## Exercise aim
What number of lines in the material contain the word "left"? Give that number alone.

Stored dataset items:
>> BEGIN
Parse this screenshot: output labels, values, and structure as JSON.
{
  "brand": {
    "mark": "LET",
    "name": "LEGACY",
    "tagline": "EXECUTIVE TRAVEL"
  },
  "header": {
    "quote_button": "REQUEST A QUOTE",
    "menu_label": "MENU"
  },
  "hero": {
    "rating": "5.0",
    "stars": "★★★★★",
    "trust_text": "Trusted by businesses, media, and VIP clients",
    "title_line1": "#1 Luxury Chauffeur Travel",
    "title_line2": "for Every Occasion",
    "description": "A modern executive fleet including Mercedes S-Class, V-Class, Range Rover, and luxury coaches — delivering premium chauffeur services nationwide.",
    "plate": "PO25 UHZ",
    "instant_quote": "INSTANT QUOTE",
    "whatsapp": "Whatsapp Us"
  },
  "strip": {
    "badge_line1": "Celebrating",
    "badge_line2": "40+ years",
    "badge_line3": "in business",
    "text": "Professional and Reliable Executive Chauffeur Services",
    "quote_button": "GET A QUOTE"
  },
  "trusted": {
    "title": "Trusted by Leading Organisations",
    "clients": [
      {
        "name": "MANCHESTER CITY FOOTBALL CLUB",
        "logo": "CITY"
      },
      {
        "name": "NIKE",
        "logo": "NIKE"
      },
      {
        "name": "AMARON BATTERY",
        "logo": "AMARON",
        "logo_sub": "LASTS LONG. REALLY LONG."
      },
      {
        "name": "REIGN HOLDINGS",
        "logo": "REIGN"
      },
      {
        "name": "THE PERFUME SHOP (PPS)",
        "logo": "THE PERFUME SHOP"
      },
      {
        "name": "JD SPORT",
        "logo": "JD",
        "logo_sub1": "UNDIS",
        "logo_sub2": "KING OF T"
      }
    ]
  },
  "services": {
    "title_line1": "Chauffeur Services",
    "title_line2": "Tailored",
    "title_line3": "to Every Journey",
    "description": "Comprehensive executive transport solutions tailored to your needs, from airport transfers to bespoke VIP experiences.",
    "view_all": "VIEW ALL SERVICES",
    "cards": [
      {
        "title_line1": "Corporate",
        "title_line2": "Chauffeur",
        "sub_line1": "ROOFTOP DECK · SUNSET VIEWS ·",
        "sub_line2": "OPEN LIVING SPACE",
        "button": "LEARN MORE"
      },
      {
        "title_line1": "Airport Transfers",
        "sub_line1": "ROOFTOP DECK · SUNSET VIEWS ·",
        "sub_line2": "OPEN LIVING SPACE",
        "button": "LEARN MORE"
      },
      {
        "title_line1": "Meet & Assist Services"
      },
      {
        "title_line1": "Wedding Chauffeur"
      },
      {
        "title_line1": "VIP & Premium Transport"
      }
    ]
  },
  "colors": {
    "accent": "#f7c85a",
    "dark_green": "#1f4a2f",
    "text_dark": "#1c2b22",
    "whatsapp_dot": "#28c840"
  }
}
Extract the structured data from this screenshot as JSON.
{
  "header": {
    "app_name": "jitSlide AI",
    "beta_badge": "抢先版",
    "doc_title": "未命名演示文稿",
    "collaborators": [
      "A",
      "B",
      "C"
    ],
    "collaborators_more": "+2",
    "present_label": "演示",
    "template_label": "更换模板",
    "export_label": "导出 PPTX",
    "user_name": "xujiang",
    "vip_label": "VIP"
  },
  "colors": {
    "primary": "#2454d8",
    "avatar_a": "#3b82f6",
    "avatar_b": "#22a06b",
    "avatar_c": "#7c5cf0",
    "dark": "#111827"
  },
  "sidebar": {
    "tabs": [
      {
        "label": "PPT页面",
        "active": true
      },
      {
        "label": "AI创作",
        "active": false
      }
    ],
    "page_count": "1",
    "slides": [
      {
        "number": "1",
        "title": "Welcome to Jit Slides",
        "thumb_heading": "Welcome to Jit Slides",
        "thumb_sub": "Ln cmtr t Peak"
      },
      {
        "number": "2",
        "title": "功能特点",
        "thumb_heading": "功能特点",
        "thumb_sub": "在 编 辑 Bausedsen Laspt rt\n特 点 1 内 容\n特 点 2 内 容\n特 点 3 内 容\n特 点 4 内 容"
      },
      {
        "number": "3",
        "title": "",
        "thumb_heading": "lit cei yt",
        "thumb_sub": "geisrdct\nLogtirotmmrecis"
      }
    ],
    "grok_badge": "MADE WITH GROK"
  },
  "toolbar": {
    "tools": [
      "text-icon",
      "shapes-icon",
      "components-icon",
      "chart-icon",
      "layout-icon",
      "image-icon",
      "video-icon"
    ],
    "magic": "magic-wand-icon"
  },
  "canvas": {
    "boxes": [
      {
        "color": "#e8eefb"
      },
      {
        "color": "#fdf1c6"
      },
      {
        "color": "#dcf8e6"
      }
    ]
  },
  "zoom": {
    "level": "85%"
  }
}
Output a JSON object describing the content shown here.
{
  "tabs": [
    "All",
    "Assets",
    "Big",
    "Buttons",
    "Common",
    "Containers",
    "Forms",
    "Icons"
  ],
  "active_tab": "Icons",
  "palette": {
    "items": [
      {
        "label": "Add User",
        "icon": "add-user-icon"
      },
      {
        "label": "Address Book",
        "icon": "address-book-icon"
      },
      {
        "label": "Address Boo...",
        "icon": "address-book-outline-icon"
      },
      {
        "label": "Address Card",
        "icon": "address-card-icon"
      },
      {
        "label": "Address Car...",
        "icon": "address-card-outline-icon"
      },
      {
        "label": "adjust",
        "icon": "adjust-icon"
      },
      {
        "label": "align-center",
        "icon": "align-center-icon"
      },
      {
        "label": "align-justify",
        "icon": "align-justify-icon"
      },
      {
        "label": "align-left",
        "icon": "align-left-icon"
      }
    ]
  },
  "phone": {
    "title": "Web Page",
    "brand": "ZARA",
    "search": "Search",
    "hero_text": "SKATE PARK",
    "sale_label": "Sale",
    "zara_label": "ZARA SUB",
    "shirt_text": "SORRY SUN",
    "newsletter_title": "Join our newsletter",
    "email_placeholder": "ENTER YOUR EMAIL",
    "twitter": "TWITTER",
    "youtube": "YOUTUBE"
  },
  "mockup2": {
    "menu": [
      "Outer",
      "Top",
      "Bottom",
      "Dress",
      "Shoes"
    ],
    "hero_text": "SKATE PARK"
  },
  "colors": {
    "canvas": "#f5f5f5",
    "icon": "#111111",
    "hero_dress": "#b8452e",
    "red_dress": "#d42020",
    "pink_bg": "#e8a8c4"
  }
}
>> END
## Final answer
2